Saved entries:
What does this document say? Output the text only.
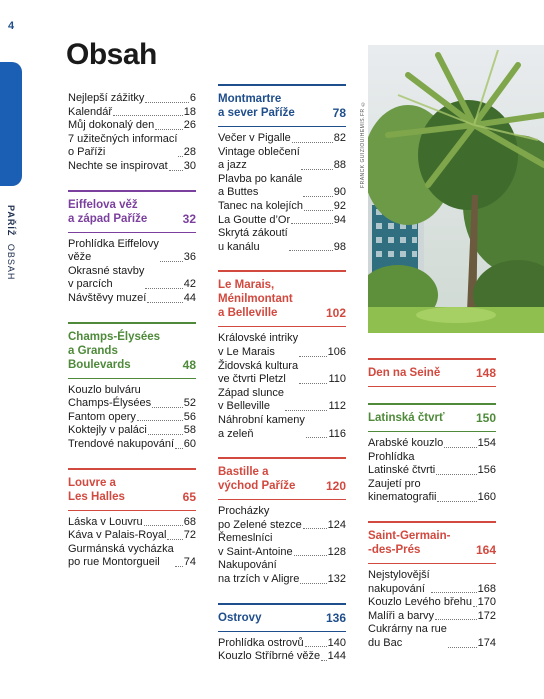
4
PAŘÍŽ OBSAH
Obsah
Nejlepší zážitky	6
Kalendář	18
Můj dokonalý den	26
7 užitečných informací
o Paříži	28
Nechte se inspirovat 30
Eiffelova věž
a západ Paříže	32
Prohlídka Eiffelovy
věže	36
Okrasné stavby
v parcích	42
Návštěvy muzeí	44
Champs-Élysées
a Grands
Boulevards	48
Kouzlo bulváru
Champs-Élysées	52
Fantom opery	56
Koktejly v paláci	58
Trendové nakupování 60
Louvre a
Les Halles	65
Láska v Louvru	68
Káva v Palais-Royal 72
Gurmánská vycházka
po rue Montorgueil	74
Montmartre
a sever Paříže	78
Večer v Pigalle	82
Vintage oblečení
a jazz	88
Plavba po kanále
a Buttes	90
Tanec na kolejích	92
La Goutte d’Or	94
Skrytá zákoutí
u kanálu	98
Le Marais,
Ménilmontant
a Belleville	102
Královské intriky
v Le Marais	106
Židovská kultura
ve čtvrti Pletzl	110
Západ slunce
v Belleville	112
Náhrobní kameny
a zeleň	116
Bastille a
východ Paříže	120
Procházky
po Zelené stezce 124
Řemeslníci
v Saint-Antoine	128
Nakupování
na trzích v Aligre	132
Ostrovy	136
Prohlídka ostrovů 140
Kouzlo Stříbrné věže 144
Den na Seině	148
Latinská čtvrť	150
Arabské kouzlo	154
Prohlídka
Latinské čtvrti	156
Zaujetí pro
kinematografii	160
Saint-Germain-
-des-Prés	164
Nejstylovější
nakupování	168
Kouzlo Levého břehu 170
Malíři a barvy	172
Cukrárny na rue
du Bac	174
FRANCK GUIZIOU/HEMIS.FR ©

**What needs to be done:** Across the entries above, how many lines contain "čtvrti"? Provide only the count.

**Response for this exercise:** 2